**** Records for the exercise
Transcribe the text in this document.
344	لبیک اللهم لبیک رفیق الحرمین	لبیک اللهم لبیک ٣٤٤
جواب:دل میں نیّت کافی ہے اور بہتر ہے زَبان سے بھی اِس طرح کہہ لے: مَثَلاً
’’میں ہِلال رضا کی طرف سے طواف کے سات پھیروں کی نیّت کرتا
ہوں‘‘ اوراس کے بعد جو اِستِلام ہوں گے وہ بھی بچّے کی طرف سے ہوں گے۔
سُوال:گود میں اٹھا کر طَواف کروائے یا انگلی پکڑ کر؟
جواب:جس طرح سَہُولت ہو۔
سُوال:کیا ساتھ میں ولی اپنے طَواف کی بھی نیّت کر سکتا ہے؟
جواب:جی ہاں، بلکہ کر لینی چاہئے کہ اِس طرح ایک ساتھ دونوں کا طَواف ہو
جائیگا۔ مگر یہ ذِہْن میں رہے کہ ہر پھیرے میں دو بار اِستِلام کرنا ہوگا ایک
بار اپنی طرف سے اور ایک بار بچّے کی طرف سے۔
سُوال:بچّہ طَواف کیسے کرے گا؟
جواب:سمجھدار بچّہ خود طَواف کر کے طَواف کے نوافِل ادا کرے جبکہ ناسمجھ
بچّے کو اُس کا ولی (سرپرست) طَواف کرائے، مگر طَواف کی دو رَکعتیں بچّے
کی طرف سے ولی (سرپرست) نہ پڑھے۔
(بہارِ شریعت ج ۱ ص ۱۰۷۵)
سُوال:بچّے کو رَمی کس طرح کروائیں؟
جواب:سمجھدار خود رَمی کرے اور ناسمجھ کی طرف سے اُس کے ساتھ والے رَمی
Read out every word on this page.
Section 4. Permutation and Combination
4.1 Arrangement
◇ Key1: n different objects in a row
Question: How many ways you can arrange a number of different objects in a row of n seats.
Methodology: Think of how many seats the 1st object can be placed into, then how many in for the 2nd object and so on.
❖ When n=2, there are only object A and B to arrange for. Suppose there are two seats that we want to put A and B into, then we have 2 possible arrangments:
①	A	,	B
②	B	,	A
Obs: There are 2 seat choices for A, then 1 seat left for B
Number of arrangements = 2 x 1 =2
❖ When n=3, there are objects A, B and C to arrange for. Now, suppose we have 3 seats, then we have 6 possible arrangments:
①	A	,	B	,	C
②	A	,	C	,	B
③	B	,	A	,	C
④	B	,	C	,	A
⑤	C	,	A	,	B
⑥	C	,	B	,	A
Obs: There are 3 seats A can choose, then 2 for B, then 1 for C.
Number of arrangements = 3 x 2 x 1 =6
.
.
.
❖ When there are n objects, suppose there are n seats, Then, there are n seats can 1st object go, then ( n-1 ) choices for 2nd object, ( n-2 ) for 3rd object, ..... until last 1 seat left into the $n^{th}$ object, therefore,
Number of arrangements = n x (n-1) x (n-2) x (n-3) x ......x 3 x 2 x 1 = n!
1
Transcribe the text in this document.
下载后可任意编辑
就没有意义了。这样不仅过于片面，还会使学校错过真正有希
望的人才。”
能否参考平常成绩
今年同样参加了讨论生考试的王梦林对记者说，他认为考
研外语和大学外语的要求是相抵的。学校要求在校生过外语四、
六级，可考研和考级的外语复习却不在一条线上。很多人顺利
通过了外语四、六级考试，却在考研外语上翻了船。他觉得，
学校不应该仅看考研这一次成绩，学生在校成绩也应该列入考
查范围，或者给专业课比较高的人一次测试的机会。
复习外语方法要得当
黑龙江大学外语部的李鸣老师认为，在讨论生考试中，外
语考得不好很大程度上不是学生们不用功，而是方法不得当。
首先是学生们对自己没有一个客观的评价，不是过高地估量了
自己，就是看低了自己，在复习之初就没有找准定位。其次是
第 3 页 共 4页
********
Reproduce the material in full, with no word added or dropped.

Transcribe the text in this document.
344	لبیک اللهم لبیک رفیق الحرمین	لبیک اللهم لبیک ٣٤٤
جواب:دل میں نیّت کافی ہے اور بہتر ہے زَبان سے بھی اِس طرح کہہ لے: مَثَلاً
’’میں ہِلال رضا کی طرف سے طواف کے سات پھیروں کی نیّت کرتا
ہوں‘‘ اوراس کے بعد جو اِستِلام ہوں گے وہ بھی بچّے کی طرف سے ہوں گے۔
سُوال:گود میں اٹھا کر طَواف کروائے یا انگلی پکڑ کر؟
جواب:جس طرح سَہُولت ہو۔
سُوال:کیا ساتھ میں ولی اپنے طَواف کی بھی نیّت کر سکتا ہے؟
جواب:جی ہاں، بلکہ کر لینی چاہئے کہ اِس طرح ایک ساتھ دونوں کا طَواف ہو
جائیگا۔ مگر یہ ذِہْن میں رہے کہ ہر پھیرے میں دو بار اِستِلام کرنا ہوگا ایک
بار اپنی طرف سے اور ایک بار بچّے کی طرف سے۔
سُوال:بچّہ طَواف کیسے کرے گا؟
جواب:سمجھدار بچّہ خود طَواف کر کے طَواف کے نوافِل ادا کرے جبکہ ناسمجھ
بچّے کو اُس کا ولی (سرپرست) طَواف کرائے، مگر طَواف کی دو رَکعتیں بچّے
کی طرف سے ولی (سرپرست) نہ پڑھے۔
(بہارِ شریعت ج ۱ ص ۱۰۷۵)
سُوال:بچّے کو رَمی کس طرح کروائیں؟
جواب:سمجھدار خود رَمی کرے اور ناسمجھ کی طرف سے اُس کے ساتھ والے رَمی
Read out every word on this page.
Section 4. Permutation and Combination
4.1 Arrangement
◇ Key1: n different objects in a row
Question: How many ways you can arrange a number of different objects in a row of n seats.
Methodology: Think of how many seats the 1st object can be placed into, then how many in for the 2nd object and so on.
❖ When n=2, there are only object A and B to arrange for. Suppose there are two seats that we want to put A and B into, then we have 2 possible arrangments:
①	A	,	B
②	B	,	A
Obs: There are 2 seat choices for A, then 1 seat left for B
Number of arrangements = 2 x 1 =2
❖ When n=3, there are objects A, B and C to arrange for. Now, suppose we have 3 seats, then we have 6 possible arrangments:
①	A	,	B	,	C
②	A	,	C	,	B
③	B	,	A	,	C
④	B	,	C	,	A
⑤	C	,	A	,	B
⑥	C	,	B	,	A
Obs: There are 3 seats A can choose, then 2 for B, then 1 for C.
Number of arrangements = 3 x 2 x 1 =6
.
.
.
❖ When there are n objects, suppose there are n seats, Then, there are n seats can 1st object go, then ( n-1 ) choices for 2nd object, ( n-2 ) for 3rd object, ..... until last 1 seat left into the $n^{th}$ object, therefore,
Number of arrangements = n x (n-1) x (n-2) x (n-3) x ......x 3 x 2 x 1 = n!
1
Transcribe the text in this document.
下载后可任意编辑
就没有意义了。这样不仅过于片面，还会使学校错过真正有希
望的人才。”
能否参考平常成绩
今年同样参加了讨论生考试的王梦林对记者说，他认为考
研外语和大学外语的要求是相抵的。学校要求在校生过外语四、
六级，可考研和考级的外语复习却不在一条线上。很多人顺利
通过了外语四、六级考试，却在考研外语上翻了船。他觉得，
学校不应该仅看考研这一次成绩，学生在校成绩也应该列入考
查范围，或者给专业课比较高的人一次测试的机会。
复习外语方法要得当
黑龙江大学外语部的李鸣老师认为，在讨论生考试中，外
语考得不好很大程度上不是学生们不用功，而是方法不得当。
首先是学生们对自己没有一个客观的评价，不是过高地估量了
自己，就是看低了自己，在复习之初就没有找准定位。其次是
第 3 页 共 4页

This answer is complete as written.